● ARBEITSAUFTRAG 1
Gibst du aus dem Textauszug über die Dialogformate in Sachsen die Passage von „Es war der Tropfen, der“ bis einschließlich „Demokratie und Miteinander.“ wortgetreu wieder?
● ARBEITSAUFTRAG 2
Wie könnte der Textauszug über die Dialogformate in Sachsen weitergehen? Setze ihn im Anschluss an seinen letzten Satz fort.

● TEXTAUSZUG
Wer an geordneten politischen Meinungsaustausch denkt, dem fällt nicht als erstes Sachsen ein. Doch der Freistaat ist auch eine kreative Experimentierküche für neue Dialogformate. Aber fruchten sie auch?

Autor/in:
Karin Wollschläger
Blick auf Dresden / © Canadastock (shutterstock)

Bürgerwerkstatt, Küchentisch, Sachsen-Sofa, Sachsengespräch - im Freistaat sind neue Formate, die den politischen Dialog wieder in Gang und die Politikverdrossenheit der Bürger auffangen wollen, wie Pilze aus dem Boden geschossen. Die Bilder, die das Image von Sachsen bundesweit bestimmen, zeigen meist fremdenfeindliche Ausschreitungen, Pegida-Demos oder wütende Mobs.

Weit weniger wahrgenommen wird das intensive Bemühen seit etwa einem Jahr, gezielt den Dialog zwischen Bürgern und Politikern kreativ und konstruktiv wieder anzukurbeln.

"Sachsengespräche"

Ein maßgeblicher Aufhänger dafür waren die Geschehnisse im August 2018 in Chemnitz, als ein Deutscher nach einer Messerstecherei mit Ausländern starb. Danach kam es zu Übergriffen auf Migranten und fremdenfeindlichen Demonstrationen in der Stadt, die für bundesweites Entsetzen sorgten.

Es war der Tropfen, der das Fass zum Überlaufen brachte. "Wir müssen reden", war landauf, landab zu hören. Ministerpräsident Michael Kretschmer (CDU) stellt sich mit Bürgermeistern beim Format "Direkt" brennenden Bürgerfragen vor Ort. Die komplette Ministerriege der schwarz-roten Landesregierung tut selbiges bei den "Sachsengesprächen". Vize-Ministerpräsident Martin Dulig (SPD) reist zum Gespräch mit seinem IKEA-Küchentisch durch die Gemeinden, übrigens bereits seit 2014. Auch zivilgesellschaftliche und kirchliche Akteure sind mit neuen Dialogformaten in der Stadt und auf dem Land am Start und werben für Demokratie und Miteinander.

● DATEN
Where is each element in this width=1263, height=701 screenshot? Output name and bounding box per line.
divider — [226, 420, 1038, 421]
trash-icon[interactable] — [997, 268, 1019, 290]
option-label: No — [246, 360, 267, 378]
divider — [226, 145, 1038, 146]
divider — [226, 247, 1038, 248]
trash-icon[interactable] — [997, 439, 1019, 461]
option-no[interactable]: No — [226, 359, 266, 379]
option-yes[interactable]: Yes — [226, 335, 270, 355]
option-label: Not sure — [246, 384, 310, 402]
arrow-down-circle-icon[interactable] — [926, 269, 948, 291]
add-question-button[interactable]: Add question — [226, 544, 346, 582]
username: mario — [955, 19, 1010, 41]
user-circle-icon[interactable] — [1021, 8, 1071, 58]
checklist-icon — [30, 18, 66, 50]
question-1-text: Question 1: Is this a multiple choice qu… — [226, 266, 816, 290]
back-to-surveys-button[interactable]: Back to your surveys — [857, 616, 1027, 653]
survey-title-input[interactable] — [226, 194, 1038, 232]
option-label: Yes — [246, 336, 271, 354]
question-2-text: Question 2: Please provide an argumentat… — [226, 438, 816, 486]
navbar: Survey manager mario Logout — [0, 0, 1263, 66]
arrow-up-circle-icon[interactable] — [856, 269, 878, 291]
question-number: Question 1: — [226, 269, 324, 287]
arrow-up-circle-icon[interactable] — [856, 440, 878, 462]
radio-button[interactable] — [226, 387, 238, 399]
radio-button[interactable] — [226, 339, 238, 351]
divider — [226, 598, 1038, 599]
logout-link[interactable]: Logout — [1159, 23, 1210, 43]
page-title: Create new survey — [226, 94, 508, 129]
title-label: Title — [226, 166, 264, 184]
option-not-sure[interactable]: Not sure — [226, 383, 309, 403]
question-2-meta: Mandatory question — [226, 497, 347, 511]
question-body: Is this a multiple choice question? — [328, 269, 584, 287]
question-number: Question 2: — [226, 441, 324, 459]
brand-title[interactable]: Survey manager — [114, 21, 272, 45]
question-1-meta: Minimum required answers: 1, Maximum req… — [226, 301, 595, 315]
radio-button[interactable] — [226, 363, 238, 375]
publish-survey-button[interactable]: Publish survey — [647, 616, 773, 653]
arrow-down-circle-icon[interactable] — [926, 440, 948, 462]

● DEINE ANTWORT 1
Es war der Tropfen, der das Fass zum Überlaufen brachte. "Wir müssen reden", war landauf, landab zu hören. Ministerpräsident Michael Kretschmer (CDU) stellt sich mit Bürgermeistern beim Format "Direkt" brennenden Bürgerfragen vor Ort. Die komplette Ministerriege der schwarz-roten Landesregierung tut selbiges bei den "Sachsengesprächen". Vize-Ministerpräsident Martin Dulig (SPD) reist zum Gespräch mit seinem IKEA-Küchentisch durch die Gemeinden, übrigens bereits seit 2014. Auch zivilgesellschaftliche und kirchliche Akteure sind mit neuen Dialogformaten in der Stadt und auf dem Land am Start und werben für Demokratie und Miteinander.

● DEINE ANTWORT 2
Mit Dialogangeboten überhäuft

Kurzum: In Sachsen wird man seit einem Jahr mit Dialogangeboten quasi überhäuft. Dass am 1. September Landtagswahlen sind und in den Umfragen an der Spitze CDU und AfD nahezu gleich aufliegen, dürfte dem Ganzen noch zusätzlichen Auftrieb gegeben haben. Doch fruchten die Dialogformate auch? Sieht man sich kurz vor der Wahl die konstanten Umfrageergebnisse an, drängt sich der Eindruck auf: Nein.

Die Direktorin des Instituts für Politikwissenschaft an der Uni Leipzig, Astrid Lorenz, sieht das anders: "Solche Dialoge sind kein Instrument, um kurzfristig bestimmte Wahlergebnisse zu erzielen. Aber ich glaube schon, dass man bereits bestimmte Ergebnisse sieht, auch wenn man den konkreten Nachweis nur schwer führen kann." Als Beispiel nennt sie die positiven Rückmeldungen aus der von der Landesregierung initiierten "Bürgerwerkstatt" in 13 Landkreisen und kreisfreien Städten, die sie als Expertin mit begleitet hat, und wo vor allem ehrenamtlich Engagierte von Alltagshürden berichten konnten.

"Die Teilnehmer fühlten sich im Anschluss bestärkt und wünschen sich auch in Zukunft solche Dialoge", so Lorenz. "Das ist ganz elementar: die bereits Engagierten zu stärken und auch zu vernetzen. Damit ist schon viel gewonnen." Zugleich gehe es darum, die Unzufriedenen einzubinden, sie anzuhören und die Möglichkeit zu geben, Dampf ablassen zu können.

Interessant sind laut der Politologin auch die Themen, die die Menschen beschäftigen: "Das ist ganz Handfestes wie der Öffentliche Personennahverkehr, Digitalisierung und Wertschätzung des Ehrenamts.

Migration kam seltener vor", berichtet sie. "Das kann daran liegen, dass diejenigen, die damit ein Problem haben, nicht gekommen sind oder sich in der Minderheit gefühlt haben, oder dass es vielleicht doch nicht ein großes Problem ist und diese Unzufriedenheit mit Migration nur Ausdruck einer Unzufriedenheit mit anderen Dingen ist."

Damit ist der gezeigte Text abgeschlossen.